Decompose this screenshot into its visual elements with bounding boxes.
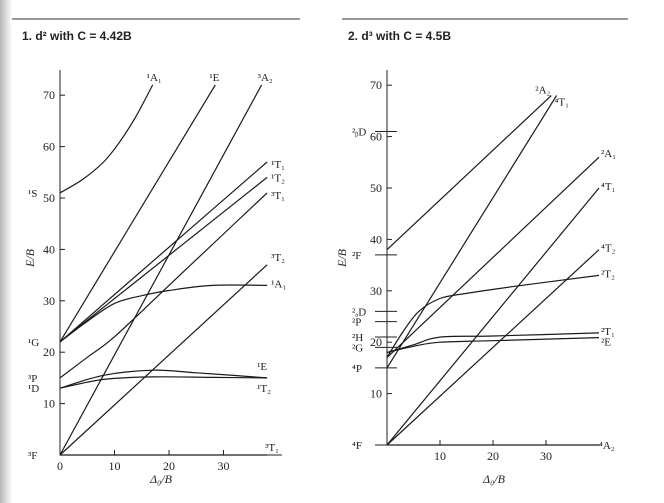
y-tick-label: 70 xyxy=(43,88,55,102)
y-tick-label: 10 xyxy=(43,397,55,411)
free-ion-term-label: ³F xyxy=(28,450,37,462)
y-tick-label: 60 xyxy=(370,130,382,144)
y-tick-label: 40 xyxy=(370,232,382,246)
x-tick-label: 30 xyxy=(540,449,552,463)
y-tick-label: 20 xyxy=(43,345,55,359)
curve-0-2 xyxy=(59,84,263,456)
y-tick-label: 70 xyxy=(370,78,382,92)
y-tick-label: 50 xyxy=(43,191,55,205)
curve-0-3 xyxy=(59,161,268,343)
curve-0-6 xyxy=(59,264,268,456)
panel1-axes xyxy=(59,70,282,456)
term-label: ³A₂ xyxy=(258,72,273,84)
free-ion-term-label: ²ᵦD xyxy=(352,126,366,138)
free-ion-term-label: ²H xyxy=(352,332,363,344)
x-tick-label: 30 xyxy=(218,459,230,473)
x-tick-label: 10 xyxy=(434,449,446,463)
free-ion-term-label: ²ₐD xyxy=(352,306,366,318)
term-label: ¹T₂ xyxy=(271,172,285,184)
free-ion-term-label: ⁴P xyxy=(352,363,362,375)
curve-1-7 xyxy=(386,337,600,354)
term-label: ⁴A₂ xyxy=(599,440,615,452)
free-ion-term-label: ⁴F xyxy=(352,440,362,452)
term-label: ¹A₁ xyxy=(147,72,162,84)
term-label: ⁴T₂ xyxy=(601,243,616,255)
y-tick-label: 30 xyxy=(370,284,382,298)
free-ion-term-label: ³P xyxy=(28,373,37,385)
x-tick-label: 20 xyxy=(163,459,175,473)
term-label: ³T₁ xyxy=(271,190,285,202)
panel2-curves xyxy=(386,95,600,446)
term-label: ¹T₂ xyxy=(257,383,271,395)
y-tick-label: 50 xyxy=(370,181,382,195)
term-label: ³T₁ xyxy=(265,442,279,454)
curve-0-8 xyxy=(59,369,268,389)
panel1-ylabel: E/B xyxy=(23,248,37,268)
term-label: ¹E xyxy=(257,361,267,373)
free-ion-term-label: ²G xyxy=(352,342,363,354)
panel1-curves xyxy=(59,84,268,456)
curve-1-4 xyxy=(386,249,600,446)
curve-0-9 xyxy=(59,376,268,389)
term-label: ¹E xyxy=(209,72,219,84)
term-label: ¹A₁ xyxy=(271,278,286,290)
term-label: ³T₂ xyxy=(271,252,285,264)
x-tick-label: 0 xyxy=(57,459,63,473)
curve-0-7 xyxy=(59,284,268,343)
x-tick-label: 20 xyxy=(487,449,499,463)
panel2-ylabel: E/B xyxy=(335,248,349,268)
term-label: ²E xyxy=(601,337,611,349)
panel1-ticks: 10 20 30 40 50 60 70 0 10 20 30 xyxy=(43,88,230,473)
curve-1-2 xyxy=(386,156,600,359)
term-label: ²T₂ xyxy=(601,268,615,280)
curve-1-3 xyxy=(386,187,600,446)
curve-0-5 xyxy=(59,192,268,379)
free-ion-term-label: ¹D xyxy=(28,383,39,395)
free-ion-term-label: ¹G xyxy=(28,337,39,349)
panel2-axes xyxy=(386,70,602,446)
y-tick-label: 20 xyxy=(370,335,382,349)
curve-0-1 xyxy=(59,84,216,343)
curve-1-1 xyxy=(386,95,558,369)
panel2-xlabel: Δ₀/B xyxy=(482,472,506,486)
term-label: ¹T₁ xyxy=(271,159,285,171)
panel1-title: 1. d² with C = 4.42B xyxy=(22,29,132,43)
term-label: ²T₁ xyxy=(601,326,615,338)
term-label: ²A₁ xyxy=(601,148,616,160)
y-tick-label: 10 xyxy=(370,387,382,401)
panel1-xlabel: Δ₀/B xyxy=(149,472,173,486)
curve-0-4 xyxy=(59,176,268,343)
curve-1-5 xyxy=(386,274,600,358)
term-label: ⁴T₁ xyxy=(555,96,570,108)
y-tick-label: 40 xyxy=(43,242,55,256)
term-label: ²A₂ xyxy=(535,84,550,96)
free-ion-term-label: ²F xyxy=(352,250,361,262)
free-ion-term-label: ¹S xyxy=(28,188,37,200)
y-tick-label: 30 xyxy=(43,294,55,308)
panel2-ticks: 10 20 30 40 50 60 70 10 20 30 xyxy=(370,78,552,463)
scan-shading xyxy=(0,0,12,503)
panel2-title: 2. d³ with C = 4.5B xyxy=(348,29,451,43)
term-label: ⁴T₁ xyxy=(601,181,616,193)
curve-1-0 xyxy=(386,95,552,251)
free-ion-term-label: ²P xyxy=(352,317,361,329)
y-tick-label: 60 xyxy=(43,140,55,154)
curve-1-6 xyxy=(386,332,600,354)
x-tick-label: 10 xyxy=(109,459,121,473)
curve-0-0 xyxy=(59,84,154,194)
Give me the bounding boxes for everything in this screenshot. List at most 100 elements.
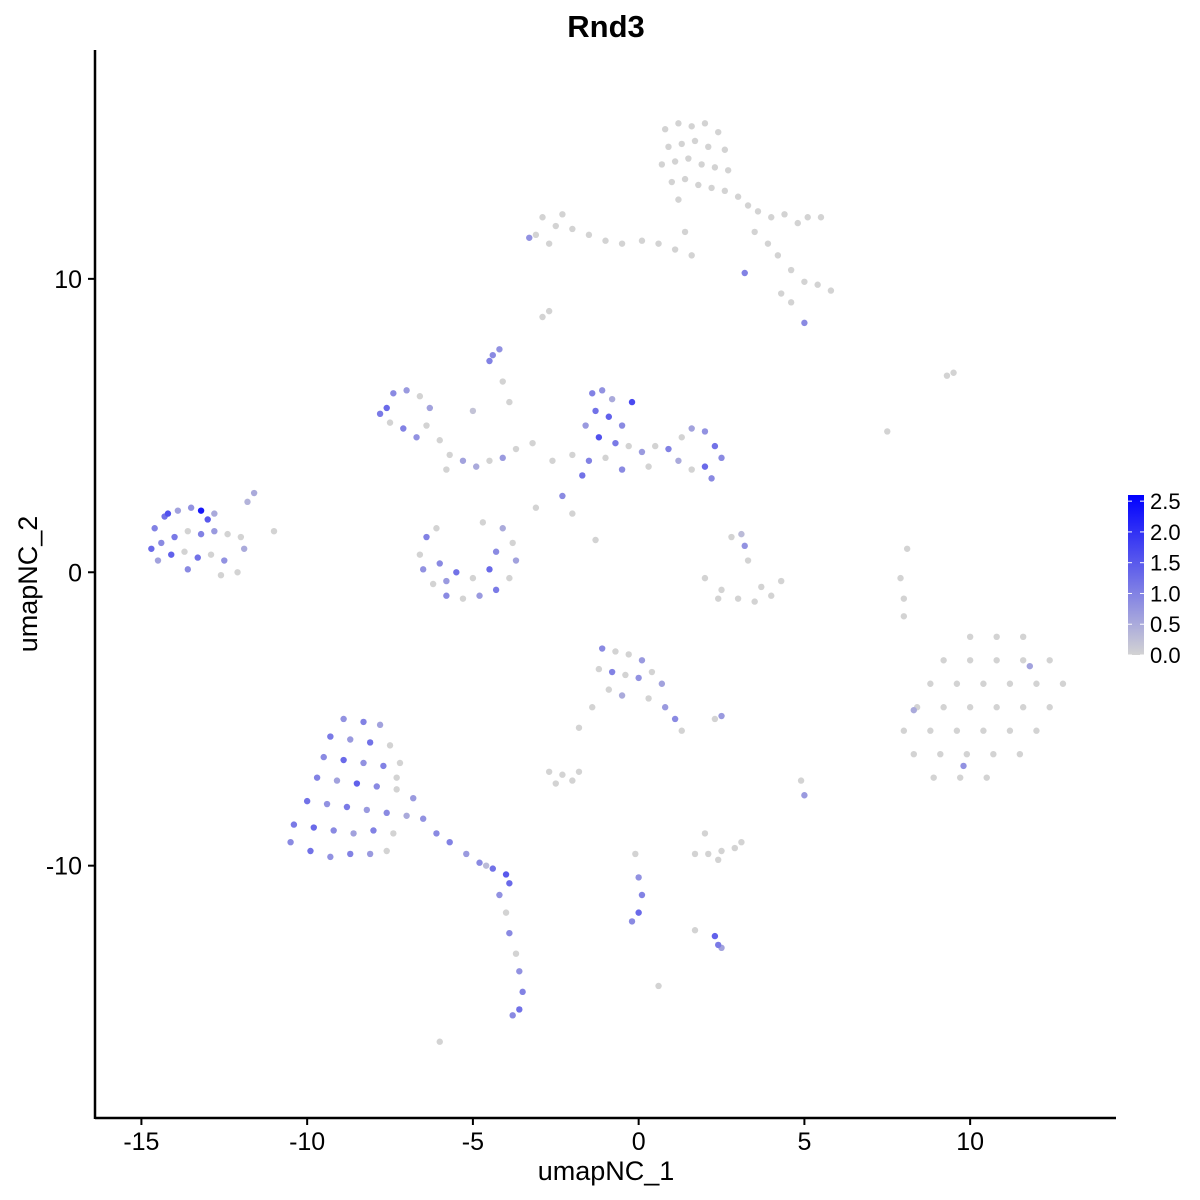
data-point — [718, 586, 725, 594]
data-point — [270, 527, 278, 535]
data-point — [930, 774, 937, 781]
data-point — [884, 428, 891, 435]
data-point — [419, 815, 427, 822]
data-point — [817, 214, 825, 221]
data-point — [688, 123, 695, 130]
data-point — [608, 395, 616, 403]
data-point — [330, 827, 337, 834]
data-point — [658, 680, 666, 687]
data-point — [244, 498, 251, 506]
data-point — [688, 425, 695, 432]
data-point — [582, 422, 589, 429]
data-point — [652, 442, 659, 450]
data-point — [287, 838, 294, 846]
data-point — [320, 753, 327, 761]
data-point — [744, 557, 752, 564]
data-point — [592, 536, 599, 544]
data-point — [635, 909, 642, 916]
data-point — [529, 439, 536, 447]
data-point — [678, 434, 685, 441]
data-point — [509, 1012, 516, 1019]
data-point — [668, 178, 675, 186]
data-point — [512, 445, 520, 453]
data-point — [734, 193, 742, 200]
data-point — [184, 566, 192, 573]
data-point — [1006, 727, 1014, 734]
y-tick-label: -10 — [46, 853, 82, 881]
data-point — [585, 231, 593, 239]
data-point — [426, 404, 434, 412]
data-point — [589, 704, 596, 711]
color-legend: 0.0 0.5 1.0 1.5 2.0 2.5 — [1128, 489, 1181, 668]
data-point — [476, 859, 483, 866]
y-axis-title: umapNC_2 — [13, 516, 43, 653]
data-point — [539, 313, 546, 321]
data-point — [688, 252, 695, 259]
data-point — [671, 246, 679, 253]
data-point — [691, 850, 699, 858]
data-point — [993, 633, 1000, 641]
data-point — [486, 457, 493, 464]
data-point — [695, 181, 702, 189]
data-point — [313, 774, 321, 781]
data-point — [360, 759, 367, 767]
data-point — [403, 812, 410, 819]
data-point — [794, 219, 801, 227]
colorbar — [1128, 495, 1144, 655]
data-point — [419, 566, 427, 573]
data-point — [758, 583, 765, 591]
data-point — [681, 228, 689, 236]
data-point — [499, 378, 506, 385]
data-point — [618, 240, 626, 247]
data-point — [980, 727, 987, 734]
data-point — [632, 850, 639, 858]
data-point — [383, 809, 390, 817]
data-point — [598, 645, 606, 652]
data-point — [545, 768, 553, 775]
data-point — [575, 724, 583, 731]
y-tick-label: 0 — [68, 559, 82, 587]
data-point — [966, 633, 974, 641]
data-point — [350, 830, 357, 837]
data-point — [638, 237, 646, 244]
x-tick-label: -5 — [462, 1128, 484, 1156]
data-point — [473, 463, 480, 470]
data-point — [724, 167, 732, 174]
data-point — [499, 454, 506, 462]
data-point — [1033, 727, 1040, 734]
data-point — [516, 1006, 523, 1013]
data-point — [903, 545, 911, 552]
data-point — [655, 982, 662, 990]
data-point — [685, 155, 692, 162]
data-point — [827, 287, 835, 294]
data-point — [801, 319, 808, 327]
data-point — [486, 566, 493, 573]
data-point — [801, 278, 808, 285]
legend-tick-label: 2.5 — [1150, 489, 1181, 514]
data-point — [552, 780, 559, 787]
x-tick-label: -10 — [289, 1128, 325, 1156]
data-point — [638, 448, 646, 456]
data-point — [943, 372, 951, 379]
data-point — [648, 668, 656, 676]
data-point — [751, 598, 758, 605]
data-point — [184, 527, 192, 535]
data-point — [691, 927, 699, 934]
data-point — [1046, 704, 1053, 711]
data-point — [618, 692, 626, 699]
data-point — [940, 657, 947, 664]
data-point — [675, 120, 682, 127]
data-point — [701, 428, 709, 435]
data-point — [595, 434, 603, 441]
x-tick-label: 0 — [632, 1128, 646, 1156]
data-point — [751, 228, 758, 236]
data-point — [1033, 680, 1040, 687]
legend-tick-label: 2.0 — [1150, 520, 1181, 545]
data-point — [681, 175, 689, 183]
data-point — [489, 351, 496, 359]
data-point — [327, 853, 334, 861]
data-point — [665, 445, 672, 453]
data-point — [764, 240, 772, 247]
data-point — [545, 240, 553, 247]
data-point — [423, 422, 430, 429]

> _PROBLEM TO SOLVE_: Rewrite the material from the line containing "y-tick-label: 70 xyxy=(43,88,55,102)" through the line containing "x-tick-label: 10 xyxy=(434,449,446,463)", renaming "free-ion-term-label" to "ion-term-label" and leaving everything else unchanged.

> _WRITTEN SOLUTION_:
y-tick-label: 70 xyxy=(43,88,55,102)
y-tick-label: 10 xyxy=(43,397,55,411)
ion-term-label: ³F xyxy=(28,450,37,462)
y-tick-label: 60 xyxy=(370,130,382,144)
y-tick-label: 40 xyxy=(370,232,382,246)
x-tick-label: 30 xyxy=(540,449,552,463)
y-tick-label: 20 xyxy=(43,345,55,359)
curve-0-2 xyxy=(59,84,263,456)
y-tick-label: 70 xyxy=(370,78,382,92)
y-tick-label: 50 xyxy=(43,191,55,205)
curve-0-3 xyxy=(59,161,268,343)
curve-0-6 xyxy=(59,264,268,456)
panel1-axes xyxy=(59,70,282,456)
term-label: ³A₂ xyxy=(258,72,273,84)
ion-term-label: ²ᵦD xyxy=(352,126,366,138)
ion-term-label: ²H xyxy=(352,332,363,344)
x-tick-label: 30 xyxy=(218,459,230,473)
x-tick-label: 10 xyxy=(434,449,446,463)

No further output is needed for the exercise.